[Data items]
>>>>>
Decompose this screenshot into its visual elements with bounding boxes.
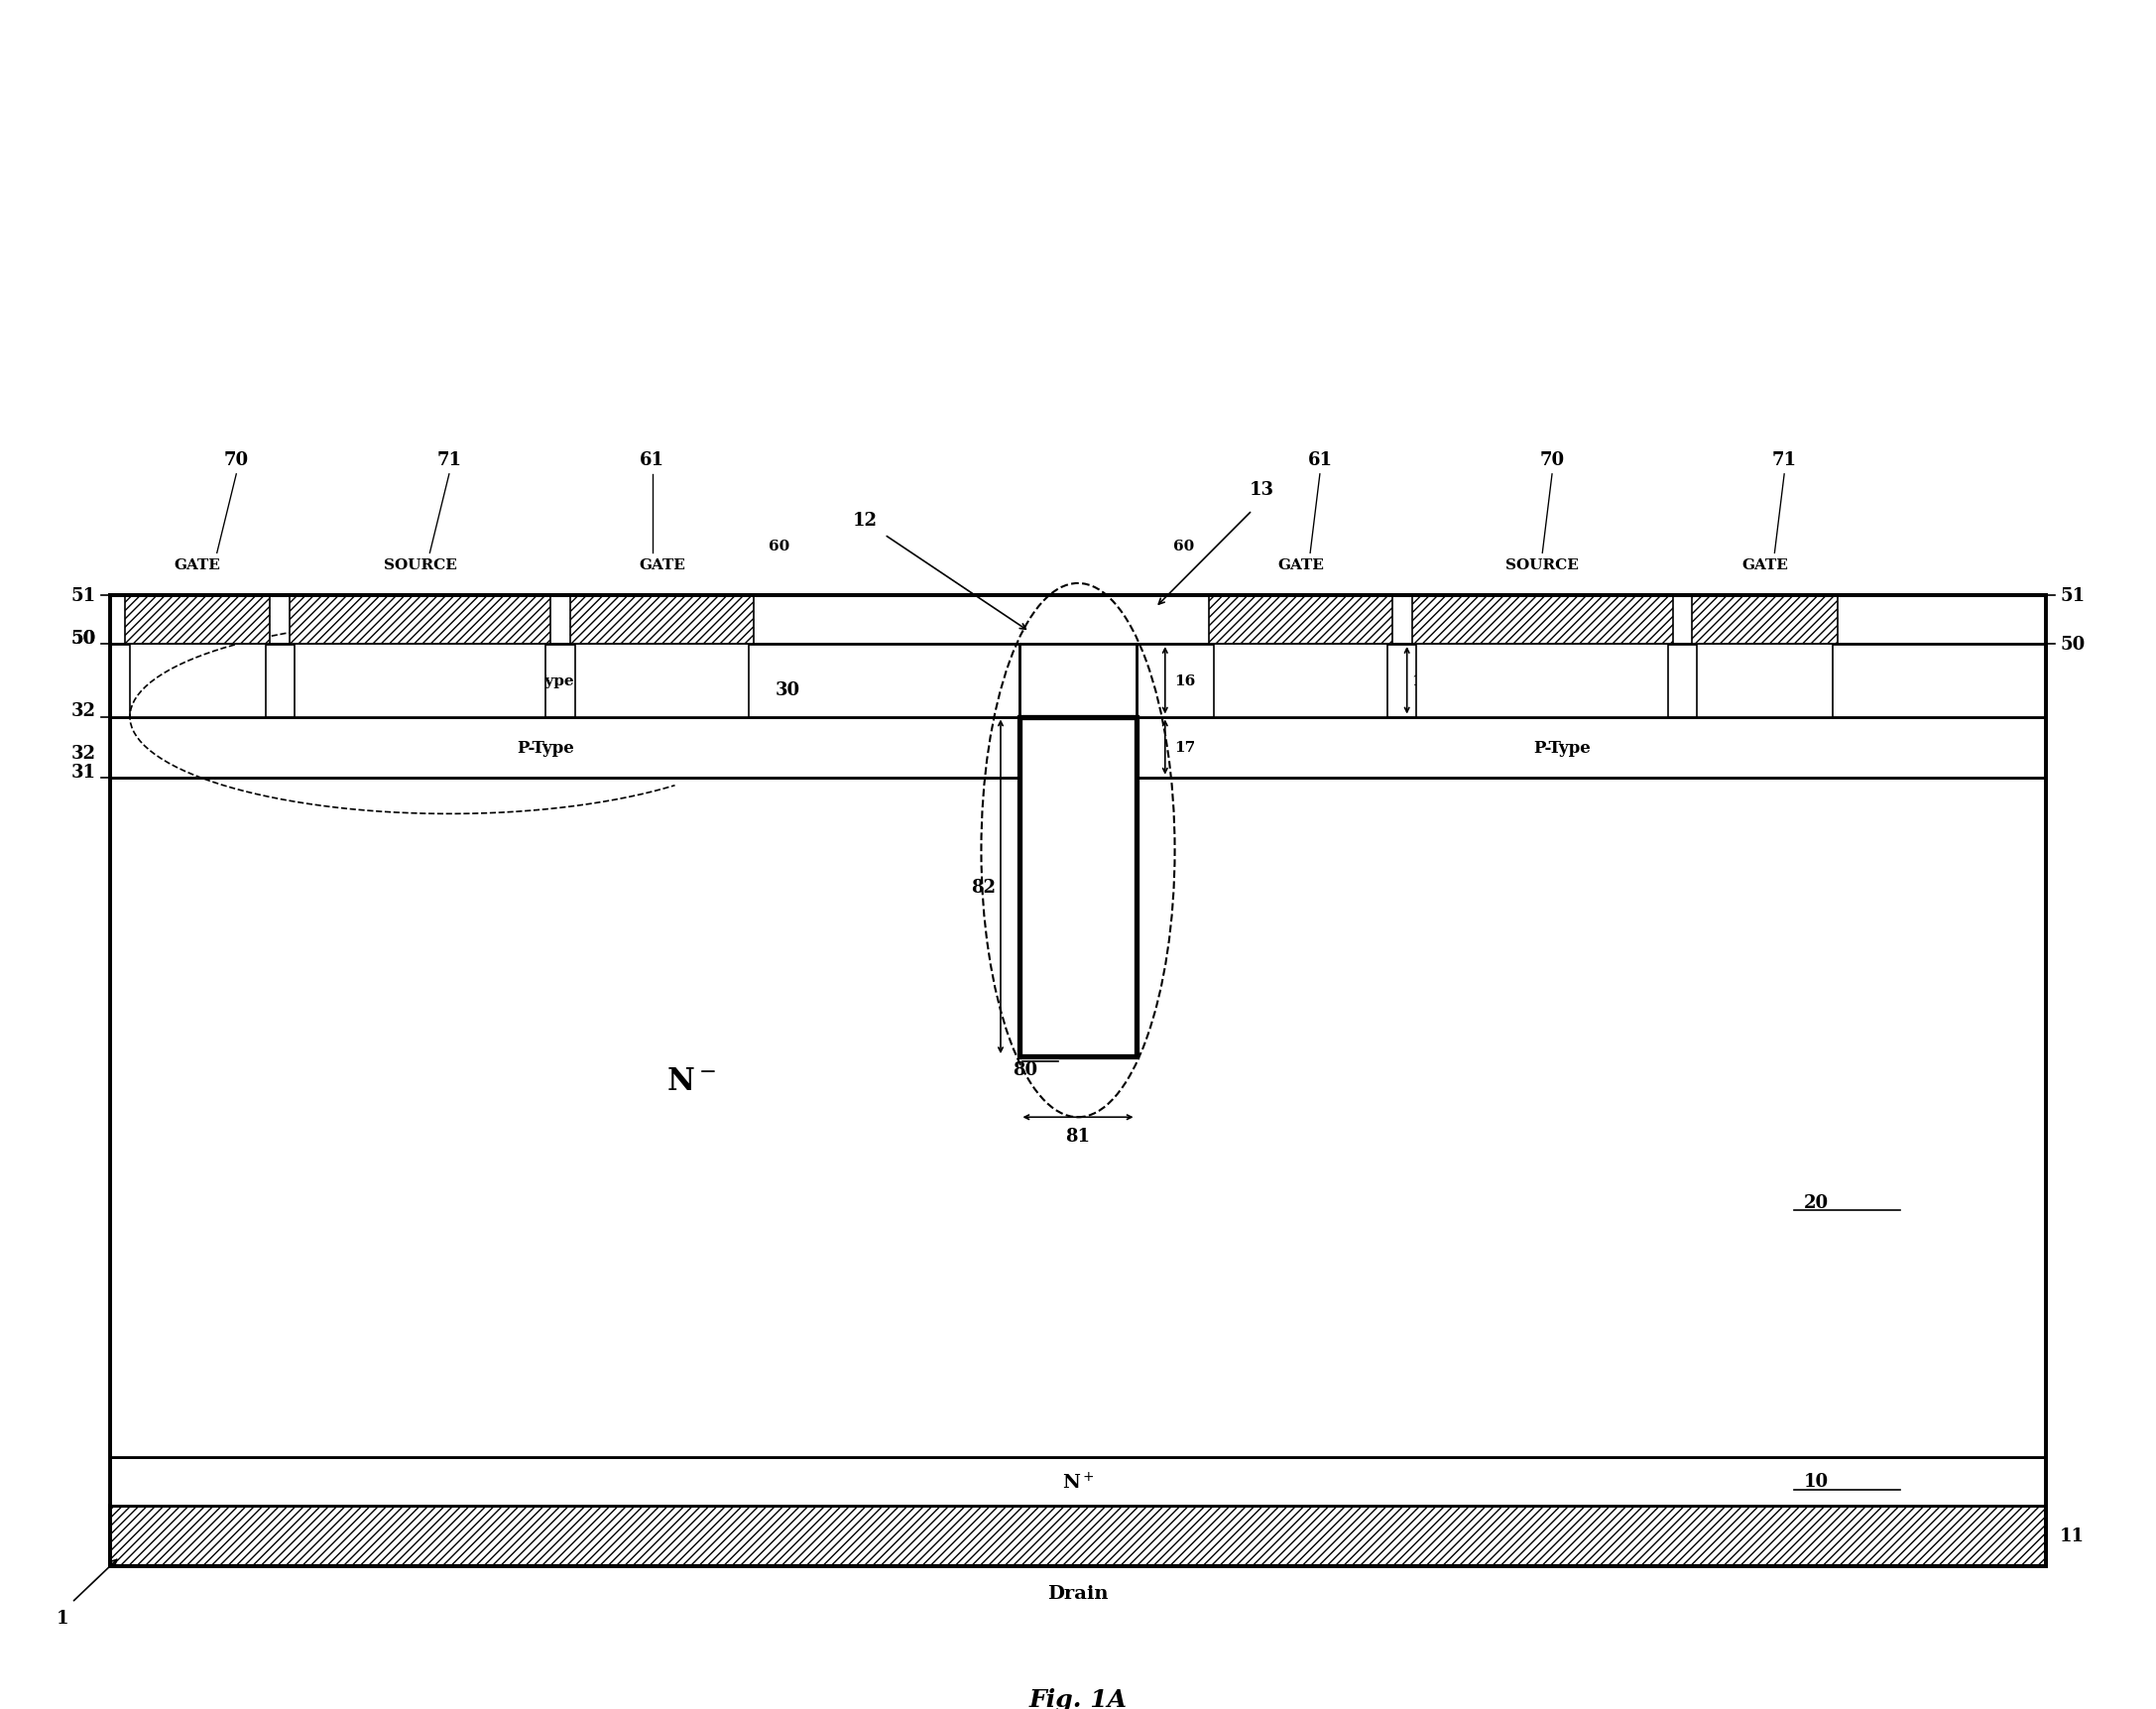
Text: 17: 17 — [1175, 740, 1197, 754]
Text: P$^+$: P$^+$ — [1289, 672, 1313, 689]
Bar — [1136, 644, 2046, 718]
Bar — [569, 596, 755, 644]
Bar — [110, 596, 2046, 1565]
Bar — [1692, 596, 1837, 644]
Bar — [129, 644, 265, 718]
Text: 13: 13 — [1250, 480, 1274, 499]
Text: 32: 32 — [71, 702, 97, 719]
Bar — [110, 644, 1020, 718]
Text: N-Type: N-Type — [517, 673, 573, 687]
Bar — [1416, 644, 1669, 718]
Bar — [576, 644, 748, 718]
Text: Drain: Drain — [1048, 1584, 1108, 1603]
Bar — [110, 778, 2046, 1458]
Text: 60: 60 — [1173, 540, 1194, 554]
Text: P$^+$: P$^+$ — [1753, 672, 1777, 689]
Text: SOURCE: SOURCE — [384, 557, 457, 573]
Text: 10: 10 — [1805, 1473, 1828, 1490]
Text: N$^-$: N$^-$ — [666, 1066, 716, 1097]
Text: 18: 18 — [1412, 673, 1434, 687]
Text: P-Type: P-Type — [517, 738, 573, 755]
Text: 50: 50 — [71, 629, 97, 648]
Text: 11: 11 — [2059, 1526, 2085, 1545]
Bar — [110, 718, 1020, 778]
Bar — [110, 1506, 2046, 1565]
Text: N-Type: N-Type — [1552, 673, 1608, 687]
Text: GATE: GATE — [175, 557, 220, 573]
Text: P-Type: P-Type — [1533, 738, 1591, 755]
Text: 61: 61 — [1307, 451, 1332, 468]
Bar — [1214, 644, 1388, 718]
Bar — [1210, 596, 1393, 644]
Text: GATE: GATE — [1276, 557, 1324, 573]
Text: 50: 50 — [2059, 636, 2085, 653]
Text: 12: 12 — [854, 511, 877, 530]
Text: 51: 51 — [2059, 586, 2085, 605]
Text: 51: 51 — [71, 586, 97, 605]
Text: 70: 70 — [1539, 451, 1565, 468]
Text: 30: 30 — [1501, 682, 1526, 699]
Text: 81: 81 — [1065, 1128, 1091, 1145]
Text: N$^+$: N$^+$ — [1061, 1471, 1095, 1492]
Text: 70: 70 — [224, 451, 248, 468]
Text: 16: 16 — [1175, 673, 1197, 687]
Text: 82: 82 — [970, 878, 996, 896]
Text: GATE: GATE — [1742, 557, 1787, 573]
Text: 50: 50 — [71, 629, 97, 648]
Text: 40: 40 — [213, 663, 239, 680]
Text: 61: 61 — [640, 451, 664, 468]
Text: 80: 80 — [1013, 1061, 1037, 1078]
Text: P$^+$: P$^+$ — [185, 672, 209, 689]
Bar — [289, 596, 550, 644]
Text: 31: 31 — [71, 762, 97, 781]
Text: 32: 32 — [71, 745, 97, 762]
Text: 20: 20 — [1805, 1193, 1828, 1212]
Bar — [110, 1458, 2046, 1506]
Bar — [295, 644, 545, 718]
Text: P$^+$: P$^+$ — [651, 672, 673, 689]
Text: Fig. 1A: Fig. 1A — [1028, 1687, 1128, 1709]
Bar — [125, 596, 270, 644]
Text: N$^+$: N$^+$ — [1529, 672, 1554, 689]
Text: 71: 71 — [438, 451, 461, 468]
Text: SOURCE: SOURCE — [1505, 557, 1578, 573]
Bar — [1020, 644, 1136, 718]
Text: 1: 1 — [56, 1608, 69, 1627]
Text: 30: 30 — [776, 682, 800, 699]
Bar — [1136, 718, 2046, 778]
Text: GATE: GATE — [638, 557, 686, 573]
Text: 71: 71 — [1772, 451, 1796, 468]
Text: 60: 60 — [768, 540, 789, 554]
Text: 40: 40 — [1742, 663, 1768, 680]
Bar — [1697, 644, 1833, 718]
Text: N$^+$: N$^+$ — [407, 672, 433, 689]
Bar — [1020, 718, 1136, 1056]
Bar — [1412, 596, 1673, 644]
<<<<<
Task details — Output every line of the data items above as a numbered list, omitting blank lines and the pictures.

Answer to this task —
1. Decompose this screenshot into its visual elements with bounding boxes.
2. Text: 17: 17 — [1175, 740, 1197, 754]
3. Text: P$^+$: P$^+$ — [1289, 672, 1313, 689]
4. Bar — [1136, 644, 2046, 718]
5. Bar — [569, 596, 755, 644]
6. Bar — [110, 596, 2046, 1565]
7. Bar — [1692, 596, 1837, 644]
8. Bar — [129, 644, 265, 718]
9. Text: 13: 13 — [1250, 480, 1274, 499]
10. Text: 32: 32 — [71, 702, 97, 719]
11. Bar — [110, 644, 1020, 718]
12. Text: N-Type: N-Type — [517, 673, 573, 687]
13. Bar — [1416, 644, 1669, 718]
14. Bar — [576, 644, 748, 718]
15. Text: Drain: Drain — [1048, 1584, 1108, 1603]
16. Bar — [110, 778, 2046, 1458]
17. Text: 60: 60 — [1173, 540, 1194, 554]
18. Text: P$^+$: P$^+$ — [1753, 672, 1777, 689]
19. Text: SOURCE: SOURCE — [384, 557, 457, 573]
20. Text: 10: 10 — [1805, 1473, 1828, 1490]
21. Text: N$^-$: N$^-$ — [666, 1066, 716, 1097]
22. Text: 18: 18 — [1412, 673, 1434, 687]
23. Text: P-Type: P-Type — [517, 738, 573, 755]
24. Text: 50: 50 — [71, 629, 97, 648]
25. Text: 11: 11 — [2059, 1526, 2085, 1545]
26. Bar — [110, 718, 1020, 778]
27. Bar — [110, 1506, 2046, 1565]
28. Text: N-Type: N-Type — [1552, 673, 1608, 687]
29. Text: GATE: GATE — [175, 557, 220, 573]
30. Text: P-Type: P-Type — [1533, 738, 1591, 755]
31. Text: 61: 61 — [1307, 451, 1332, 468]
32. Bar — [1214, 644, 1388, 718]
33. Bar — [1210, 596, 1393, 644]
34. Text: GATE: GATE — [1276, 557, 1324, 573]
35. Text: 50: 50 — [2059, 636, 2085, 653]
36. Text: 12: 12 — [854, 511, 877, 530]
37. Text: 51: 51 — [2059, 586, 2085, 605]
38. Text: 51: 51 — [71, 586, 97, 605]
39. Text: 70: 70 — [1539, 451, 1565, 468]
40. Text: 30: 30 — [1501, 682, 1526, 699]
41. Text: 81: 81 — [1065, 1128, 1091, 1145]
42. Text: N$^+$: N$^+$ — [1061, 1471, 1095, 1492]
43. Text: 70: 70 — [224, 451, 248, 468]
44. Text: 16: 16 — [1175, 673, 1197, 687]
45. Text: 82: 82 — [970, 878, 996, 896]
46. Text: GATE: GATE — [1742, 557, 1787, 573]
47. Text: 50: 50 — [71, 629, 97, 648]
48. Text: 40: 40 — [213, 663, 239, 680]
49. Text: 61: 61 — [640, 451, 664, 468]
50. Text: 80: 80 — [1013, 1061, 1037, 1078]
51. Text: P$^+$: P$^+$ — [185, 672, 209, 689]
52. Bar — [289, 596, 550, 644]
53. Text: 31: 31 — [71, 762, 97, 781]
54. Text: 32: 32 — [71, 745, 97, 762]
55. Text: 20: 20 — [1805, 1193, 1828, 1212]
56. Bar — [110, 1458, 2046, 1506]
57. Bar — [295, 644, 545, 718]
58. Text: P$^+$: P$^+$ — [651, 672, 673, 689]
59. Text: Fig. 1A: Fig. 1A — [1028, 1687, 1128, 1709]
60. Bar — [125, 596, 270, 644]
61. Text: N$^+$: N$^+$ — [1529, 672, 1554, 689]
62. Text: 71: 71 — [438, 451, 461, 468]
63. Text: SOURCE: SOURCE — [1505, 557, 1578, 573]
64. Bar — [1020, 644, 1136, 718]
65. Text: 1: 1 — [56, 1608, 69, 1627]
66. Text: 30: 30 — [776, 682, 800, 699]
67. Bar — [1136, 718, 2046, 778]
68. Text: GATE: GATE — [638, 557, 686, 573]
69. Text: 71: 71 — [1772, 451, 1796, 468]
70. Text: 60: 60 — [768, 540, 789, 554]
71. Text: 40: 40 — [1742, 663, 1768, 680]
72. Bar — [1697, 644, 1833, 718]
73. Text: N$^+$: N$^+$ — [407, 672, 433, 689]
74. Bar — [1020, 718, 1136, 1056]
75. Bar — [1412, 596, 1673, 644]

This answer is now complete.